PROVIDED RECORDS –

=-=-=

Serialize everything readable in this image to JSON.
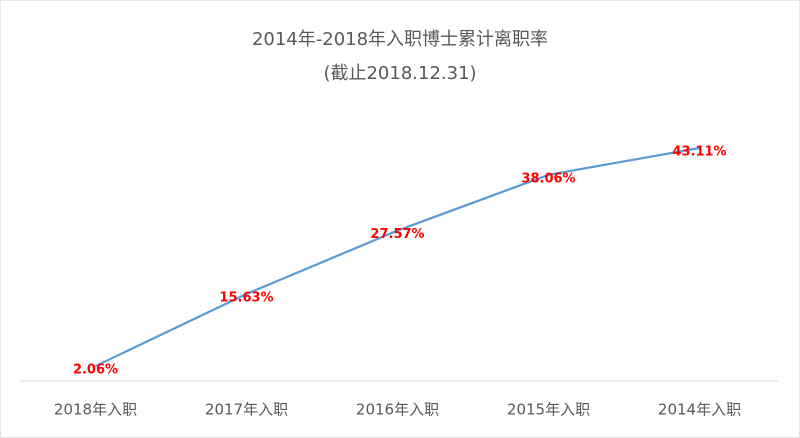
{
  "chart_data": {
    "type": "line",
    "title": "2014年-2018年入职博士累计离职率",
    "subtitle": "(截止2018.12.31)",
    "categories": [
      "2018年入职",
      "2017年入职",
      "2016年入职",
      "2015年入职",
      "2014年入职"
    ],
    "values": [
      2.06,
      15.63,
      27.57,
      38.06,
      43.11
    ],
    "value_labels": [
      "2.06%",
      "15.63%",
      "27.57%",
      "38.06%",
      "43.11%"
    ],
    "color": "#5b9bd5",
    "label_color": "#ff0000"
  }
}
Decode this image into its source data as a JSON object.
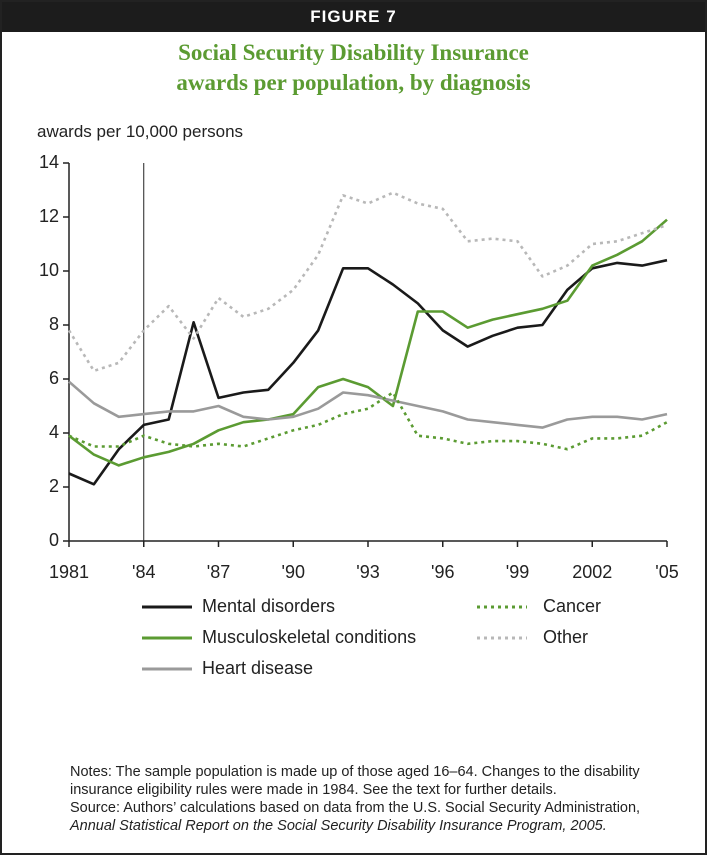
{
  "header": "FIGURE 7",
  "chart_data": {
    "type": "line",
    "title": "Social Security Disability Insurance awards per population, by diagnosis",
    "y_label": "awards per 10,000 persons",
    "x": [
      1981,
      1982,
      1983,
      1984,
      1985,
      1986,
      1987,
      1988,
      1989,
      1990,
      1991,
      1992,
      1993,
      1994,
      1995,
      1996,
      1997,
      1998,
      1999,
      2000,
      2001,
      2002,
      2003,
      2004,
      2005
    ],
    "xlim": [
      1981,
      2005
    ],
    "xticks": [
      1981,
      {
        "value": 1984,
        "label": "'84"
      },
      {
        "value": 1987,
        "label": "'87"
      },
      {
        "value": 1990,
        "label": "'90"
      },
      {
        "value": 1993,
        "label": "'93"
      },
      {
        "value": 1996,
        "label": "'96"
      },
      {
        "value": 1999,
        "label": "'99"
      },
      2002,
      {
        "value": 2005,
        "label": "'05"
      }
    ],
    "ylim": [
      0,
      14
    ],
    "yticks": [
      0,
      2,
      4,
      6,
      8,
      10,
      12,
      14
    ],
    "reference_line_x": 1984,
    "series": [
      {
        "name": "Mental disorders",
        "color": "#1a1a1a",
        "dotted": false,
        "values": [
          2.5,
          2.1,
          3.4,
          4.3,
          4.5,
          8.1,
          5.3,
          5.5,
          5.6,
          6.6,
          7.8,
          10.1,
          10.1,
          9.5,
          8.8,
          7.8,
          7.2,
          7.6,
          7.9,
          8.0,
          9.3,
          10.1,
          10.3,
          10.2,
          10.4
        ]
      },
      {
        "name": "Musculoskeletal conditions",
        "color": "#5b9b32",
        "dotted": false,
        "values": [
          3.9,
          3.2,
          2.8,
          3.1,
          3.3,
          3.6,
          4.1,
          4.4,
          4.5,
          4.7,
          5.7,
          6.0,
          5.7,
          5.0,
          8.5,
          8.5,
          7.9,
          8.2,
          8.4,
          8.6,
          8.9,
          10.2,
          10.6,
          11.1,
          11.9
        ]
      },
      {
        "name": "Heart disease",
        "color": "#9a9a9a",
        "dotted": false,
        "values": [
          5.9,
          5.1,
          4.6,
          4.7,
          4.8,
          4.8,
          5.0,
          4.6,
          4.5,
          4.6,
          4.9,
          5.5,
          5.4,
          5.2,
          5.0,
          4.8,
          4.5,
          4.4,
          4.3,
          4.2,
          4.5,
          4.6,
          4.6,
          4.5,
          4.7
        ]
      },
      {
        "name": "Cancer",
        "color": "#5b9b32",
        "dotted": true,
        "values": [
          3.9,
          3.5,
          3.5,
          3.9,
          3.6,
          3.5,
          3.6,
          3.5,
          3.8,
          4.1,
          4.3,
          4.7,
          4.9,
          5.5,
          3.9,
          3.8,
          3.6,
          3.7,
          3.7,
          3.6,
          3.4,
          3.8,
          3.8,
          3.9,
          4.4
        ]
      },
      {
        "name": "Other",
        "color": "#b8b8b8",
        "dotted": true,
        "values": [
          7.8,
          6.3,
          6.6,
          7.8,
          8.7,
          7.5,
          9.0,
          8.3,
          8.6,
          9.3,
          10.6,
          12.8,
          12.5,
          12.9,
          12.5,
          12.3,
          11.1,
          11.2,
          11.1,
          9.8,
          10.2,
          11.0,
          11.1,
          11.4,
          11.7
        ]
      }
    ],
    "notes": "Notes: The sample population is made up of those aged 16–64. Changes to the disability insurance eligibility rules were made in 1984. See the text for further details.",
    "source": "Source: Authors’ calculations based on data from the U.S. Social Security Administration, ",
    "source_title": "Annual Statistical Report on the Social Security Disability Insurance Program, 2005."
  }
}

=-=-=

TASK INSTRUCTIONS –
Every line of the records that includes the word "this" should be gathered.

ANSWER TO THE EXERCISE –
Serialize everything readable in this image to JSON.
Decode this image into its source data as a JSON object.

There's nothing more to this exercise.